Quote each record exactly, please, leaving none out.

--- Start of Exercise material ---

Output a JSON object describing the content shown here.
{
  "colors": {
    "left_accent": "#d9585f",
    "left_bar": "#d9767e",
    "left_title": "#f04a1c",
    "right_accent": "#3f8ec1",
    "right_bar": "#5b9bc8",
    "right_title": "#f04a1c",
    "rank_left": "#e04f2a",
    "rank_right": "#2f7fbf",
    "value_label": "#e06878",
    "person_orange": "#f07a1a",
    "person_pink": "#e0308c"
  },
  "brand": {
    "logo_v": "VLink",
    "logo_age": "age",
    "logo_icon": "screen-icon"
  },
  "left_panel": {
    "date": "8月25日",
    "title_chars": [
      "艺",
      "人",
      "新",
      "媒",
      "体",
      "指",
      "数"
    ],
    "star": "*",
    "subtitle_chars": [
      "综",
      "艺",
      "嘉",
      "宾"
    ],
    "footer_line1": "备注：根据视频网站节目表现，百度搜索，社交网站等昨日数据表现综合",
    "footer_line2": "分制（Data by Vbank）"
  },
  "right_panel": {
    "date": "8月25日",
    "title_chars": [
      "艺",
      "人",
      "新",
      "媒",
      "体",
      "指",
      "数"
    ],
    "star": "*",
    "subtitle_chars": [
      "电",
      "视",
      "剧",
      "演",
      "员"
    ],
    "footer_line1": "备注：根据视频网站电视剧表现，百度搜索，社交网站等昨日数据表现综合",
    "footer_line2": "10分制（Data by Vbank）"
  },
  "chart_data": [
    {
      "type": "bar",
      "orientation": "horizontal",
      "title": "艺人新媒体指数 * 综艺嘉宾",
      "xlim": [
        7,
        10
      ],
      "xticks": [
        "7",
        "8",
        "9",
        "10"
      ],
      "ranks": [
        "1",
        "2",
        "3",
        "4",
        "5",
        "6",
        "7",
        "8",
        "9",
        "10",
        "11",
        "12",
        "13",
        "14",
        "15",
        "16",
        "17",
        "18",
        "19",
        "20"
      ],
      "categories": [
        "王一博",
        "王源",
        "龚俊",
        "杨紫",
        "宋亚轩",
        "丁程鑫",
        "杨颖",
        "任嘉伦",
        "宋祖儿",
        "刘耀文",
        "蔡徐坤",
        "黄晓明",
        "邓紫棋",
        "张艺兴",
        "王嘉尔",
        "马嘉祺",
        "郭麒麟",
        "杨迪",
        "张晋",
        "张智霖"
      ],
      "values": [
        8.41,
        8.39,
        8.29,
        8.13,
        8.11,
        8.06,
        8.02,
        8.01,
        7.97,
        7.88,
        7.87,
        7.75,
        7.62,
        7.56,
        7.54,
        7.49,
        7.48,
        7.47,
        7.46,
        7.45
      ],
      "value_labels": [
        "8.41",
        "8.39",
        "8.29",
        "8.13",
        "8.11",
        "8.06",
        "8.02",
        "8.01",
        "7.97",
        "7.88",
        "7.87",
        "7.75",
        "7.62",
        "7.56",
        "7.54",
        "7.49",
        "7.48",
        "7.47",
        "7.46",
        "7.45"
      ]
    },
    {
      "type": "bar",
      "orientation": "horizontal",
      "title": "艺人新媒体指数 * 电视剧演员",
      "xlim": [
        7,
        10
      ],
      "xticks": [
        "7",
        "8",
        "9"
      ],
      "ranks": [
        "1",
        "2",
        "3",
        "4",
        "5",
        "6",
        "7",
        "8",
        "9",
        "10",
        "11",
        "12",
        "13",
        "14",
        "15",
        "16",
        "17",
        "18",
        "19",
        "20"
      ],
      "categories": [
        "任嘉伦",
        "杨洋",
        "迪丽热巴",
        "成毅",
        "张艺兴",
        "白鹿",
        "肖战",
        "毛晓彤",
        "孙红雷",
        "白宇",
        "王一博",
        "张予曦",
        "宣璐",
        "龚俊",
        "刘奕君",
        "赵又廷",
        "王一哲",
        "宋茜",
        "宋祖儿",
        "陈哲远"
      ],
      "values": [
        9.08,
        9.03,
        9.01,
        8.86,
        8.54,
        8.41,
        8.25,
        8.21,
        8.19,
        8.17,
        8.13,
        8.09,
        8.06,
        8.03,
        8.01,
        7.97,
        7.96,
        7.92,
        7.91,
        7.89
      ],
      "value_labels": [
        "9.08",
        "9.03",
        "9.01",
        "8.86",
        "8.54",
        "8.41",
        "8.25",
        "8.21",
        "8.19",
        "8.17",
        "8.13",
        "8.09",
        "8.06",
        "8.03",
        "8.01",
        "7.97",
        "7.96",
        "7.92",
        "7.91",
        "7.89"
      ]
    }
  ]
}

--- End of Exercise material ---

▶ Problem solution:
Output a JSON object describing the content shown here.
{
  "colors": {
    "left_accent": "#d9585f",
    "left_bar": "#d9767e",
    "left_title": "#f04a1c",
    "right_accent": "#3f8ec1",
    "right_bar": "#5b9bc8",
    "right_title": "#f04a1c",
    "rank_left": "#e04f2a",
    "rank_right": "#2f7fbf",
    "value_label": "#e06878",
    "person_orange": "#f07a1a",
    "person_pink": "#e0308c"
  },
  "brand": {
    "logo_v": "VLink",
    "logo_age": "age",
    "logo_icon": "screen-icon"
  },
  "left_panel": {
    "date": "8月25日",
    "title_chars": [
      "艺",
      "人",
      "新",
      "媒",
      "体",
      "指",
      "数"
    ],
    "star": "*",
    "subtitle_chars": [
      "综",
      "艺",
      "嘉",
      "宾"
    ],
    "footer_line1": "备注：根据视频网站节目表现，百度搜索，社交网站等昨日数据表现综合",
    "footer_line2": "分制（Data by Vbank）"
  },
  "right_panel": {
    "date": "8月25日",
    "title_chars": [
      "艺",
      "人",
      "新",
      "媒",
      "体",
      "指",
      "数"
    ],
    "star": "*",
    "subtitle_chars": [
      "电",
      "视",
      "剧",
      "演",
      "员"
    ],
    "footer_line1": "备注：根据视频网站电视剧表现，百度搜索，社交网站等昨日数据表现综合",
    "footer_line2": "10分制（Data by Vbank）"
  },
  "chart_data": [
    {
      "type": "bar",
      "orientation": "horizontal",
      "title": "艺人新媒体指数 * 综艺嘉宾",
      "xlim": [
        7,
        10
      ],
      "xticks": [
        "7",
        "8",
        "9",
        "10"
      ],
      "ranks": [
        "1",
        "2",
        "3",
        "4",
        "5",
        "6",
        "7",
        "8",
        "9",
        "10",
        "11",
        "12",
        "13",
        "14",
        "15",
        "16",
        "17",
        "18",
        "19",
        "20"
      ],
      "categories": [
        "王一博",
        "王源",
        "龚俊",
        "杨紫",
        "宋亚轩",
        "丁程鑫",
        "杨颖",
        "任嘉伦",
        "宋祖儿",
        "刘耀文",
        "蔡徐坤",
        "黄晓明",
        "邓紫棋",
        "张艺兴",
        "王嘉尔",
        "马嘉祺",
        "郭麒麟",
        "杨迪",
        "张晋",
        "张智霖"
      ],
      "values": [
        8.41,
        8.39,
        8.29,
        8.13,
        8.11,
        8.06,
        8.02,
        8.01,
        7.97,
        7.88,
        7.87,
        7.75,
        7.62,
        7.56,
        7.54,
        7.49,
        7.48,
        7.47,
        7.46,
        7.45
      ],
      "value_labels": [
        "8.41",
        "8.39",
        "8.29",
        "8.13",
        "8.11",
        "8.06",
        "8.02",
        "8.01",
        "7.97",
        "7.88",
        "7.87",
        "7.75",
        "7.62",
        "7.56",
        "7.54",
        "7.49",
        "7.48",
        "7.47",
        "7.46",
        "7.45"
      ]
    },
    {
      "type": "bar",
      "orientation": "horizontal",
      "title": "艺人新媒体指数 * 电视剧演员",
      "xlim": [
        7,
        10
      ],
      "xticks": [
        "7",
        "8",
        "9"
      ],
      "ranks": [
        "1",
        "2",
        "3",
        "4",
        "5",
        "6",
        "7",
        "8",
        "9",
        "10",
        "11",
        "12",
        "13",
        "14",
        "15",
        "16",
        "17",
        "18",
        "19",
        "20"
      ],
      "categories": [
        "任嘉伦",
        "杨洋",
        "迪丽热巴",
        "成毅",
        "张艺兴",
        "白鹿",
        "肖战",
        "毛晓彤",
        "孙红雷",
        "白宇",
        "王一博",
        "张予曦",
        "宣璐",
        "龚俊",
        "刘奕君",
        "赵又廷",
        "王一哲",
        "宋茜",
        "宋祖儿",
        "陈哲远"
      ],
      "values": [
        9.08,
        9.03,
        9.01,
        8.86,
        8.54,
        8.41,
        8.25,
        8.21,
        8.19,
        8.17,
        8.13,
        8.09,
        8.06,
        8.03,
        8.01,
        7.97,
        7.96,
        7.92,
        7.91,
        7.89
      ],
      "value_labels": [
        "9.08",
        "9.03",
        "9.01",
        "8.86",
        "8.54",
        "8.41",
        "8.25",
        "8.21",
        "8.19",
        "8.17",
        "8.13",
        "8.09",
        "8.06",
        "8.03",
        "8.01",
        "7.97",
        "7.96",
        "7.92",
        "7.91",
        "7.89"
      ]
    }
  ]
}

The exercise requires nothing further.